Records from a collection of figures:

────────────────────

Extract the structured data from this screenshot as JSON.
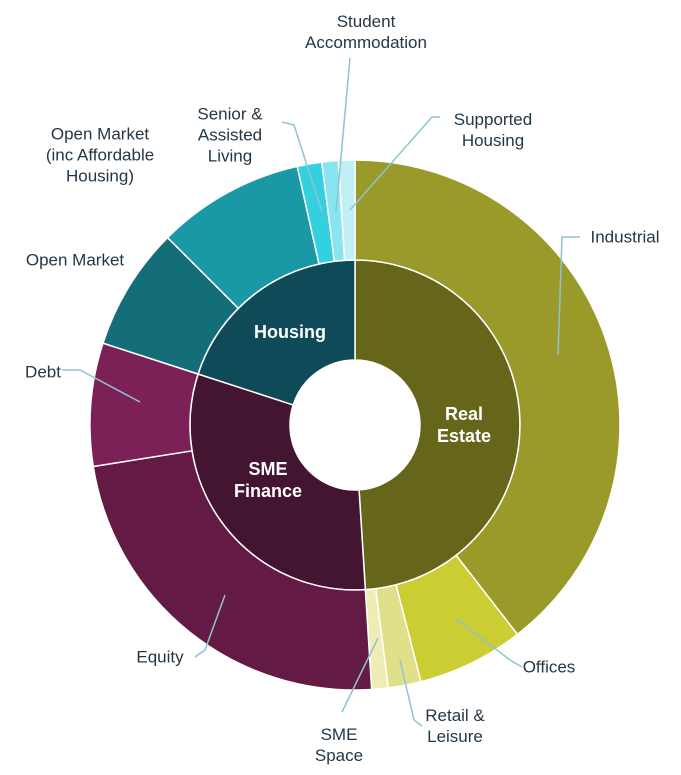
{
  "chart_data": {
    "type": "sunburst",
    "groups": [
      {
        "name": "Real Estate",
        "color": "#66661a",
        "value": 49,
        "children": [
          {
            "name": "Industrial",
            "color": "#9a9a2a",
            "value": 39.5
          },
          {
            "name": "Offices",
            "color": "#cccc33",
            "value": 6.5
          },
          {
            "name": "Retail & Leisure",
            "color": "#e0e08a",
            "value": 2
          },
          {
            "name": "SME Space",
            "color": "#eeeeb4",
            "value": 1
          }
        ]
      },
      {
        "name": "SME Finance",
        "color": "#431530",
        "value": 31,
        "children": [
          {
            "name": "Equity",
            "color": "#631a45",
            "value": 23.5
          },
          {
            "name": "Debt",
            "color": "#7c2158",
            "value": 7.5
          }
        ]
      },
      {
        "name": "Housing",
        "color": "#0e4a57",
        "value": 20,
        "children": [
          {
            "name": "Open Market",
            "color": "#136e7a",
            "value": 7.5
          },
          {
            "name": "Open Market (inc Affordable Housing)",
            "color": "#1a98a6",
            "value": 9
          },
          {
            "name": "Senior & Assisted Living",
            "color": "#33d0e0",
            "value": 1.5
          },
          {
            "name": "Student Accommodation",
            "color": "#88e4ee",
            "value": 1
          },
          {
            "name": "Supported Housing",
            "color": "#c0f0f5",
            "value": 1
          }
        ]
      }
    ]
  }
}
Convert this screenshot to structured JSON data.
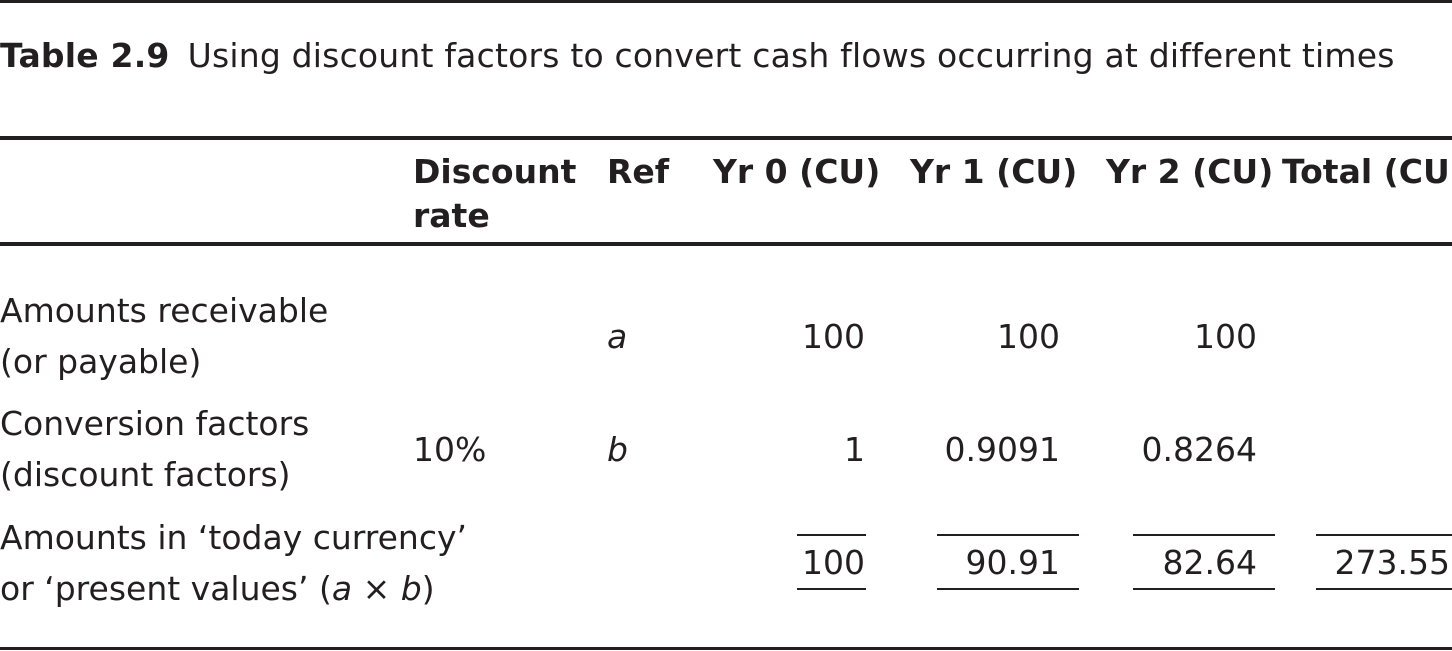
{
  "caption": {
    "number": "Table 2.9",
    "title": "Using discount factors to convert cash flows occurring at different times"
  },
  "headers": {
    "discount_rate_line1": "Discount",
    "discount_rate_line2": "rate",
    "ref": "Ref",
    "yr0": "Yr 0 (CU)",
    "yr1": "Yr 1 (CU)",
    "yr2": "Yr 2 (CU)",
    "total": "Total (CU)"
  },
  "rows": [
    {
      "label_line1": "Amounts receivable",
      "label_line2": "(or payable)",
      "discount_rate": "",
      "ref": "a",
      "yr0": "100",
      "yr1": "100",
      "yr2": "100",
      "total": ""
    },
    {
      "label_line1": "Conversion factors",
      "label_line2": "(discount factors)",
      "discount_rate": "10%",
      "ref": "b",
      "yr0": "1",
      "yr1": "0.9091",
      "yr2": "0.8264",
      "total": ""
    },
    {
      "label_line1": "Amounts in ‘today currency’",
      "label_line2_prefix": "or ‘present values’ (",
      "label_line2_a": "a",
      "label_line2_times": " × ",
      "label_line2_b": "b",
      "label_line2_suffix": ")",
      "discount_rate": "",
      "ref": "",
      "yr0": "100",
      "yr1": "90.91",
      "yr2": "82.64",
      "total": "273.55"
    }
  ]
}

────────────────────

WHAT YOU ARE ASKED TO DO: Restate the whole listing above exactly, please, omitting every image.

THE RESULT:
Extract the structured data from this screenshot as JSON.
{
  "chart_data": {
    "type": "sunburst",
    "groups": [
      {
        "name": "Real Estate",
        "color": "#66661a",
        "value": 49,
        "children": [
          {
            "name": "Industrial",
            "color": "#9a9a2a",
            "value": 39.5
          },
          {
            "name": "Offices",
            "color": "#cccc33",
            "value": 6.5
          },
          {
            "name": "Retail & Leisure",
            "color": "#e0e08a",
            "value": 2
          },
          {
            "name": "SME Space",
            "color": "#eeeeb4",
            "value": 1
          }
        ]
      },
      {
        "name": "SME Finance",
        "color": "#431530",
        "value": 31,
        "children": [
          {
            "name": "Equity",
            "color": "#631a45",
            "value": 23.5
          },
          {
            "name": "Debt",
            "color": "#7c2158",
            "value": 7.5
          }
        ]
      },
      {
        "name": "Housing",
        "color": "#0e4a57",
        "value": 20,
        "children": [
          {
            "name": "Open Market",
            "color": "#136e7a",
            "value": 7.5
          },
          {
            "name": "Open Market (inc Affordable Housing)",
            "color": "#1a98a6",
            "value": 9
          },
          {
            "name": "Senior & Assisted Living",
            "color": "#33d0e0",
            "value": 1.5
          },
          {
            "name": "Student Accommodation",
            "color": "#88e4ee",
            "value": 1
          },
          {
            "name": "Supported Housing",
            "color": "#c0f0f5",
            "value": 1
          }
        ]
      }
    ]
  }
}
Convert this screenshot to structured JSON data.
{
  "caption": {
    "number": "Table 2.9",
    "title": "Using discount factors to convert cash flows occurring at different times"
  },
  "headers": {
    "discount_rate_line1": "Discount",
    "discount_rate_line2": "rate",
    "ref": "Ref",
    "yr0": "Yr 0 (CU)",
    "yr1": "Yr 1 (CU)",
    "yr2": "Yr 2 (CU)",
    "total": "Total (CU)"
  },
  "rows": [
    {
      "label_line1": "Amounts receivable",
      "label_line2": "(or payable)",
      "discount_rate": "",
      "ref": "a",
      "yr0": "100",
      "yr1": "100",
      "yr2": "100",
      "total": ""
    },
    {
      "label_line1": "Conversion factors",
      "label_line2": "(discount factors)",
      "discount_rate": "10%",
      "ref": "b",
      "yr0": "1",
      "yr1": "0.9091",
      "yr2": "0.8264",
      "total": ""
    },
    {
      "label_line1": "Amounts in ‘today currency’",
      "label_line2_prefix": "or ‘present values’ (",
      "label_line2_a": "a",
      "label_line2_times": " × ",
      "label_line2_b": "b",
      "label_line2_suffix": ")",
      "discount_rate": "",
      "ref": "",
      "yr0": "100",
      "yr1": "90.91",
      "yr2": "82.64",
      "total": "273.55"
    }
  ]
}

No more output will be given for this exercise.